(Excerpts from a figure dataset)
** START **
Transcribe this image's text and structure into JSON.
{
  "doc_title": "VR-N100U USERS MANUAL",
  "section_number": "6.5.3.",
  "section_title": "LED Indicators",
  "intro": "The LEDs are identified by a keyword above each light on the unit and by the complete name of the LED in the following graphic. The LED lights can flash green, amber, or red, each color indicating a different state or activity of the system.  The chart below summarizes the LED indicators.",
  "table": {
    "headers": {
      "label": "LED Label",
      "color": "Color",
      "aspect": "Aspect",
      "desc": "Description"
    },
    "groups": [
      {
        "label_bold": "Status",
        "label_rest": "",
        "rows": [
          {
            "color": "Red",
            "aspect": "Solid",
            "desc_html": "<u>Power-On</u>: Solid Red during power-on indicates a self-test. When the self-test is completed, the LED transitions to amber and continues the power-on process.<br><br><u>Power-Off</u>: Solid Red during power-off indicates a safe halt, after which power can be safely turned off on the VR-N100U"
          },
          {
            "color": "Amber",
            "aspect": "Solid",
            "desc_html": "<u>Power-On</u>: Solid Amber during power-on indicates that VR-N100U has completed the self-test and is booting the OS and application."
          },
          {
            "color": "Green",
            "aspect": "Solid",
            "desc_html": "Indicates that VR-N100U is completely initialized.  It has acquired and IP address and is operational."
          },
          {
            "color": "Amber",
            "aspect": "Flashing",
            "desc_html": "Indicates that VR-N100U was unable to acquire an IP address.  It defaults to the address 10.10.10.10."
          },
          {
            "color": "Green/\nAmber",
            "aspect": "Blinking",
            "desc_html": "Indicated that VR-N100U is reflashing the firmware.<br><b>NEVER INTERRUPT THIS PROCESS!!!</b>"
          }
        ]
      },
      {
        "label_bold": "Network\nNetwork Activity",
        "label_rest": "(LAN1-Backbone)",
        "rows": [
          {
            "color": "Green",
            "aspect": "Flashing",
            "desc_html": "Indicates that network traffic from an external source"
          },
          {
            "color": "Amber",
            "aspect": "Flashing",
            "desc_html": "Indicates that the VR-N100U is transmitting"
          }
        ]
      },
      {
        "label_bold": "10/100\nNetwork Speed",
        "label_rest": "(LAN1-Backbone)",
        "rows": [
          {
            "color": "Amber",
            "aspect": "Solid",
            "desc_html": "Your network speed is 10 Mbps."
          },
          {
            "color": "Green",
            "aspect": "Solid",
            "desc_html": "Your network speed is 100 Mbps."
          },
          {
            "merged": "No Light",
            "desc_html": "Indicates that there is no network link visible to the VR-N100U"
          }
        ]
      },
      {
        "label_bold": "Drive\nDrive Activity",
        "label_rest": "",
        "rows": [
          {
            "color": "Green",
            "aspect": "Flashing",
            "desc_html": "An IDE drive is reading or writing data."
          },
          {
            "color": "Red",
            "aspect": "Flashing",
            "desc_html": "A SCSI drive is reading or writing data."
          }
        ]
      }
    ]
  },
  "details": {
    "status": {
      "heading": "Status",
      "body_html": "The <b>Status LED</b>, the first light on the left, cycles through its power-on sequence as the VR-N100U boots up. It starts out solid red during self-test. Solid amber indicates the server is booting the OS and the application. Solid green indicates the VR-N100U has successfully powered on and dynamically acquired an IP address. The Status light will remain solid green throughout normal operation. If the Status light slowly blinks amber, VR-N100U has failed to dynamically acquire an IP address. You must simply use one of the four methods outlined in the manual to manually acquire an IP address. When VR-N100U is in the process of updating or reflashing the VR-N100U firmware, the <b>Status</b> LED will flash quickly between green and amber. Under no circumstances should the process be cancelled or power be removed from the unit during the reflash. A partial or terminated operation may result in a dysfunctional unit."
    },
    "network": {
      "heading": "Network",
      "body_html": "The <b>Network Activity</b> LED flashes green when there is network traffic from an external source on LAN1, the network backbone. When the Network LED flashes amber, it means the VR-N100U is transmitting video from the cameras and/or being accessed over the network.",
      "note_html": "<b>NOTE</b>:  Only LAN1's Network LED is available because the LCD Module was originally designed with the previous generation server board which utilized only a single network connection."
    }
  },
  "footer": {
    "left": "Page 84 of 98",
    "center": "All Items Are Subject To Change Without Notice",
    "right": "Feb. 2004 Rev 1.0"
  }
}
** END **
Say how many lines in the records hold "completed", with the number as the whole reply.

2